▸ Exercise task
Every record should be written out exactly, please.

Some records

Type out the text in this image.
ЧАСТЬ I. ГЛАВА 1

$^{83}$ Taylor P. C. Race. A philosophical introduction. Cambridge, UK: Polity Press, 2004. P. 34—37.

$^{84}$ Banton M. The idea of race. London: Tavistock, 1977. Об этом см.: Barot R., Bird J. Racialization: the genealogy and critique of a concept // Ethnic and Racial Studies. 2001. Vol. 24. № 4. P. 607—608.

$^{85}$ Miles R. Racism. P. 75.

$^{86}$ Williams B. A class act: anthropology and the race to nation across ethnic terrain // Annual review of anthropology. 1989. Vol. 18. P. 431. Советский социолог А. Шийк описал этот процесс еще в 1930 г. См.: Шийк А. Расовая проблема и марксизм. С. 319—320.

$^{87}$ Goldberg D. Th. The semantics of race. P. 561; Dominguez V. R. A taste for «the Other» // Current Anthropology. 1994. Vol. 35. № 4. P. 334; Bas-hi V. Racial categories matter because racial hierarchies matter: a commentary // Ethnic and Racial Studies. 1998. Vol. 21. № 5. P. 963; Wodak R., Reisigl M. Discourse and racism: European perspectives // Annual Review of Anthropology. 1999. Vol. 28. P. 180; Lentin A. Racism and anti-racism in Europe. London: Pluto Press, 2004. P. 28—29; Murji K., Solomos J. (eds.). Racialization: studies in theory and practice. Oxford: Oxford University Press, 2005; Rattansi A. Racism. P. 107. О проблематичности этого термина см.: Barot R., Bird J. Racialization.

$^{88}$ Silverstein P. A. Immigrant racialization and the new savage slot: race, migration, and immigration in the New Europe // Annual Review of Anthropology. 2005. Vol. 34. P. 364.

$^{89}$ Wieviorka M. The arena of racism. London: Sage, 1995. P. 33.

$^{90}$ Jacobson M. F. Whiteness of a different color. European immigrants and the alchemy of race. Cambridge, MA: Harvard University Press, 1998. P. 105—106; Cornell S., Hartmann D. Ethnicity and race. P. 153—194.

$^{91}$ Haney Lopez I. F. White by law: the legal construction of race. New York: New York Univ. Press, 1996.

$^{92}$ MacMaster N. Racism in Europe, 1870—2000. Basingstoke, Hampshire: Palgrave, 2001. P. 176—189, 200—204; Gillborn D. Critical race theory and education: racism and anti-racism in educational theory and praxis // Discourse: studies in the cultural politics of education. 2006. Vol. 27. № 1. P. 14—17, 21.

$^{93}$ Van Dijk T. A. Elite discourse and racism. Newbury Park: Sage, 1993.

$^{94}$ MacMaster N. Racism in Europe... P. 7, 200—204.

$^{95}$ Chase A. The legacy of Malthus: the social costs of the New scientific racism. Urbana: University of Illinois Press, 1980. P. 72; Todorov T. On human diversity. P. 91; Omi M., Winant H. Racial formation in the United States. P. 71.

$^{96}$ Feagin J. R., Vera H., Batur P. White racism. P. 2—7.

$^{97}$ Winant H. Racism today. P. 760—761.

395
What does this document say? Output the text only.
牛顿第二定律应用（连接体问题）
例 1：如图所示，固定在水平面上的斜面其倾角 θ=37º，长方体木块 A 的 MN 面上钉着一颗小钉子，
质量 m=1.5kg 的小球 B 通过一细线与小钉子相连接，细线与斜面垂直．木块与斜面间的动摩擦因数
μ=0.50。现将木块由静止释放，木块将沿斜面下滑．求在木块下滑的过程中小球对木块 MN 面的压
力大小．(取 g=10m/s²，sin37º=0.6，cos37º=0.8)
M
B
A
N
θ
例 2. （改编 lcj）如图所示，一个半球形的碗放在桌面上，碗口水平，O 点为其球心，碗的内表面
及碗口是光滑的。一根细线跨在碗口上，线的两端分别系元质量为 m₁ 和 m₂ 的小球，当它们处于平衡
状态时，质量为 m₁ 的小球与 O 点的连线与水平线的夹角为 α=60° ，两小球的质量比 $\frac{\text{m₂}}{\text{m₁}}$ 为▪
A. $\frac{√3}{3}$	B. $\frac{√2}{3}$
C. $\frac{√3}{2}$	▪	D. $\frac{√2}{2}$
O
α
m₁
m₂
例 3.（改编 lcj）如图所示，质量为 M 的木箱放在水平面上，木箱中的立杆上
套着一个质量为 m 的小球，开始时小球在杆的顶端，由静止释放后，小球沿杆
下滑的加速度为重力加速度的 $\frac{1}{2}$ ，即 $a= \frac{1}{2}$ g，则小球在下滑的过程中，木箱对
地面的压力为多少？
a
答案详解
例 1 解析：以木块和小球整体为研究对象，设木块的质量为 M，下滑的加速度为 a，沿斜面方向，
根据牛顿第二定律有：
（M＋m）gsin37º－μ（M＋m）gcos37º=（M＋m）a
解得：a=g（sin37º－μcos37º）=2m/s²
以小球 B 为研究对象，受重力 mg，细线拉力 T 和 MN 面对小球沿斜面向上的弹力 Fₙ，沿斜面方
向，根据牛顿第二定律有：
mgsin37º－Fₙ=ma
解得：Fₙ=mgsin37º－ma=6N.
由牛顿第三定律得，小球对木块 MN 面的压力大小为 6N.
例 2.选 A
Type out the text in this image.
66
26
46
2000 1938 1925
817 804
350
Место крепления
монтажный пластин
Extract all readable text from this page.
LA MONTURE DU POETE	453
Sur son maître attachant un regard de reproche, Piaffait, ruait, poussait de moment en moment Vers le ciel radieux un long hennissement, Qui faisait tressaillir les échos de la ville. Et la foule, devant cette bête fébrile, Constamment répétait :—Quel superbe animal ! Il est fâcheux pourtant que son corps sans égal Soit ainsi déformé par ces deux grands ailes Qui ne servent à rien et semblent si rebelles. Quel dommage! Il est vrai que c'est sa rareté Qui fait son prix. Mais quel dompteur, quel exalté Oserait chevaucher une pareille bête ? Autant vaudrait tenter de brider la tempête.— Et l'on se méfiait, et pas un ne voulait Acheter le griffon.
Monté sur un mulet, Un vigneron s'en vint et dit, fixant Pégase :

▸ Exercise output
Type out the text in this image.
ЧАСТЬ I. ГЛАВА 1

$^{83}$ Taylor P. C. Race. A philosophical introduction. Cambridge, UK: Polity Press, 2004. P. 34—37.

$^{84}$ Banton M. The idea of race. London: Tavistock, 1977. Об этом см.: Barot R., Bird J. Racialization: the genealogy and critique of a concept // Ethnic and Racial Studies. 2001. Vol. 24. № 4. P. 607—608.

$^{85}$ Miles R. Racism. P. 75.

$^{86}$ Williams B. A class act: anthropology and the race to nation across ethnic terrain // Annual review of anthropology. 1989. Vol. 18. P. 431. Советский социолог А. Шийк описал этот процесс еще в 1930 г. См.: Шийк А. Расовая проблема и марксизм. С. 319—320.

$^{87}$ Goldberg D. Th. The semantics of race. P. 561; Dominguez V. R. A taste for «the Other» // Current Anthropology. 1994. Vol. 35. № 4. P. 334; Bas-hi V. Racial categories matter because racial hierarchies matter: a commentary // Ethnic and Racial Studies. 1998. Vol. 21. № 5. P. 963; Wodak R., Reisigl M. Discourse and racism: European perspectives // Annual Review of Anthropology. 1999. Vol. 28. P. 180; Lentin A. Racism and anti-racism in Europe. London: Pluto Press, 2004. P. 28—29; Murji K., Solomos J. (eds.). Racialization: studies in theory and practice. Oxford: Oxford University Press, 2005; Rattansi A. Racism. P. 107. О проблематичности этого термина см.: Barot R., Bird J. Racialization.

$^{88}$ Silverstein P. A. Immigrant racialization and the new savage slot: race, migration, and immigration in the New Europe // Annual Review of Anthropology. 2005. Vol. 34. P. 364.

$^{89}$ Wieviorka M. The arena of racism. London: Sage, 1995. P. 33.

$^{90}$ Jacobson M. F. Whiteness of a different color. European immigrants and the alchemy of race. Cambridge, MA: Harvard University Press, 1998. P. 105—106; Cornell S., Hartmann D. Ethnicity and race. P. 153—194.

$^{91}$ Haney Lopez I. F. White by law: the legal construction of race. New York: New York Univ. Press, 1996.

$^{92}$ MacMaster N. Racism in Europe, 1870—2000. Basingstoke, Hampshire: Palgrave, 2001. P. 176—189, 200—204; Gillborn D. Critical race theory and education: racism and anti-racism in educational theory and praxis // Discourse: studies in the cultural politics of education. 2006. Vol. 27. № 1. P. 14—17, 21.

$^{93}$ Van Dijk T. A. Elite discourse and racism. Newbury Park: Sage, 1993.

$^{94}$ MacMaster N. Racism in Europe... P. 7, 200—204.

$^{95}$ Chase A. The legacy of Malthus: the social costs of the New scientific racism. Urbana: University of Illinois Press, 1980. P. 72; Todorov T. On human diversity. P. 91; Omi M., Winant H. Racial formation in the United States. P. 71.

$^{96}$ Feagin J. R., Vera H., Batur P. White racism. P. 2—7.

$^{97}$ Winant H. Racism today. P. 760—761.

395
What does this document say? Output the text only.
牛顿第二定律应用（连接体问题）
例 1：如图所示，固定在水平面上的斜面其倾角 θ=37º，长方体木块 A 的 MN 面上钉着一颗小钉子，
质量 m=1.5kg 的小球 B 通过一细线与小钉子相连接，细线与斜面垂直．木块与斜面间的动摩擦因数
μ=0.50。现将木块由静止释放，木块将沿斜面下滑．求在木块下滑的过程中小球对木块 MN 面的压
力大小．(取 g=10m/s²，sin37º=0.6，cos37º=0.8)
M
B
A
N
θ
例 2. （改编 lcj）如图所示，一个半球形的碗放在桌面上，碗口水平，O 点为其球心，碗的内表面
及碗口是光滑的。一根细线跨在碗口上，线的两端分别系元质量为 m₁ 和 m₂ 的小球，当它们处于平衡
状态时，质量为 m₁ 的小球与 O 点的连线与水平线的夹角为 α=60° ，两小球的质量比 $\frac{\text{m₂}}{\text{m₁}}$ 为▪
A. $\frac{√3}{3}$	B. $\frac{√2}{3}$
C. $\frac{√3}{2}$	▪	D. $\frac{√2}{2}$
O
α
m₁
m₂
例 3.（改编 lcj）如图所示，质量为 M 的木箱放在水平面上，木箱中的立杆上
套着一个质量为 m 的小球，开始时小球在杆的顶端，由静止释放后，小球沿杆
下滑的加速度为重力加速度的 $\frac{1}{2}$ ，即 $a= \frac{1}{2}$ g，则小球在下滑的过程中，木箱对
地面的压力为多少？
a
答案详解
例 1 解析：以木块和小球整体为研究对象，设木块的质量为 M，下滑的加速度为 a，沿斜面方向，
根据牛顿第二定律有：
（M＋m）gsin37º－μ（M＋m）gcos37º=（M＋m）a
解得：a=g（sin37º－μcos37º）=2m/s²
以小球 B 为研究对象，受重力 mg，细线拉力 T 和 MN 面对小球沿斜面向上的弹力 Fₙ，沿斜面方
向，根据牛顿第二定律有：
mgsin37º－Fₙ=ma
解得：Fₙ=mgsin37º－ma=6N.
由牛顿第三定律得，小球对木块 MN 面的压力大小为 6N.
例 2.选 A
Type out the text in this image.
66
26
46
2000 1938 1925
817 804
350
Место крепления
монтажный пластин
Extract all readable text from this page.
LA MONTURE DU POETE	453
Sur son maître attachant un regard de reproche, Piaffait, ruait, poussait de moment en moment Vers le ciel radieux un long hennissement, Qui faisait tressaillir les échos de la ville. Et la foule, devant cette bête fébrile, Constamment répétait :—Quel superbe animal ! Il est fâcheux pourtant que son corps sans égal Soit ainsi déformé par ces deux grands ailes Qui ne servent à rien et semblent si rebelles. Quel dommage! Il est vrai que c'est sa rareté Qui fait son prix. Mais quel dompteur, quel exalté Oserait chevaucher une pareille bête ? Autant vaudrait tenter de brider la tempête.— Et l'on se méfiait, et pas un ne voulait Acheter le griffon.
Monté sur un mulet, Un vigneron s'en vint et dit, fixant Pégase :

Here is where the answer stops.